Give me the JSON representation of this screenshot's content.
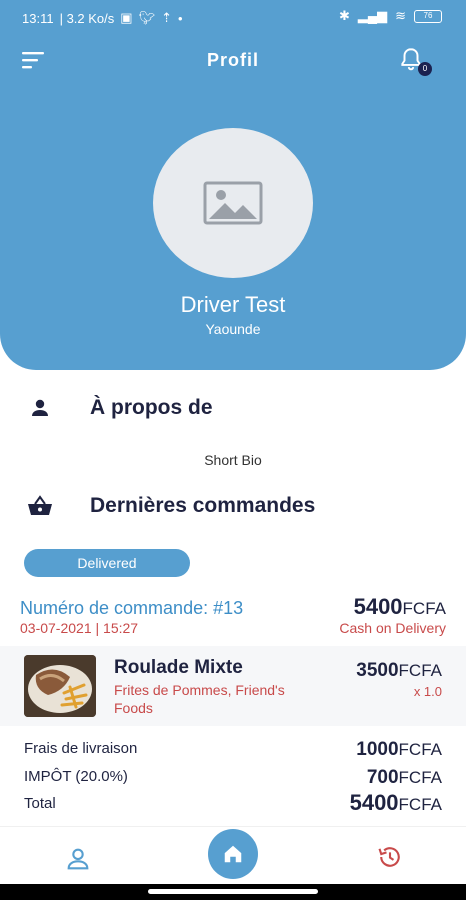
{
  "status_bar": {
    "time": "13:11",
    "speed": "| 3.2 Ko/s",
    "battery": "76"
  },
  "header": {
    "title": "Profil",
    "notification_count": "0"
  },
  "profile": {
    "name": "Driver Test",
    "city": "Yaounde"
  },
  "about": {
    "title": "À propos de",
    "bio": "Short Bio"
  },
  "orders": {
    "title": "Dernières commandes",
    "status_filter": "Delivered",
    "order": {
      "number": "Numéro de commande: #13",
      "date": "03-07-2021 | 15:27",
      "total_amount": "5400",
      "currency": "FCFA",
      "payment_method": "Cash on Delivery",
      "item": {
        "name": "Roulade Mixte",
        "description": "Frites de Pommes, Friend's Foods",
        "price": "3500",
        "quantity": "x 1.0"
      },
      "fees": [
        {
          "label": "Frais de livraison",
          "amount": "1000"
        },
        {
          "label": "IMPÔT (20.0%)",
          "amount": "700"
        },
        {
          "label": "Total",
          "amount": "5400"
        }
      ]
    }
  },
  "colors": {
    "primary": "#579fd0",
    "accent_red": "#c84a4a",
    "dark_text": "#1f2340"
  },
  "icons": {
    "menu": "menu-icon",
    "bell": "bell-icon",
    "profile_placeholder": "image-placeholder-icon",
    "about": "person-icon",
    "orders": "basket-icon",
    "nav_profile": "user-outline-icon",
    "nav_home": "home-icon",
    "nav_history": "history-icon"
  }
}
★ ★ ★ ★ ★
Stated goal.
The data should be printed again unchanged; leave its pictures out.

Full solution.
Give me the JSON representation of this screenshot's content.
{
  "status_bar": {
    "time": "13:11",
    "speed": "| 3.2 Ko/s",
    "battery": "76"
  },
  "header": {
    "title": "Profil",
    "notification_count": "0"
  },
  "profile": {
    "name": "Driver Test",
    "city": "Yaounde"
  },
  "about": {
    "title": "À propos de",
    "bio": "Short Bio"
  },
  "orders": {
    "title": "Dernières commandes",
    "status_filter": "Delivered",
    "order": {
      "number": "Numéro de commande: #13",
      "date": "03-07-2021 | 15:27",
      "total_amount": "5400",
      "currency": "FCFA",
      "payment_method": "Cash on Delivery",
      "item": {
        "name": "Roulade Mixte",
        "description": "Frites de Pommes, Friend's Foods",
        "price": "3500",
        "quantity": "x 1.0"
      },
      "fees": [
        {
          "label": "Frais de livraison",
          "amount": "1000"
        },
        {
          "label": "IMPÔT (20.0%)",
          "amount": "700"
        },
        {
          "label": "Total",
          "amount": "5400"
        }
      ]
    }
  },
  "colors": {
    "primary": "#579fd0",
    "accent_red": "#c84a4a",
    "dark_text": "#1f2340"
  },
  "icons": {
    "menu": "menu-icon",
    "bell": "bell-icon",
    "profile_placeholder": "image-placeholder-icon",
    "about": "person-icon",
    "orders": "basket-icon",
    "nav_profile": "user-outline-icon",
    "nav_home": "home-icon",
    "nav_history": "history-icon"
  }
}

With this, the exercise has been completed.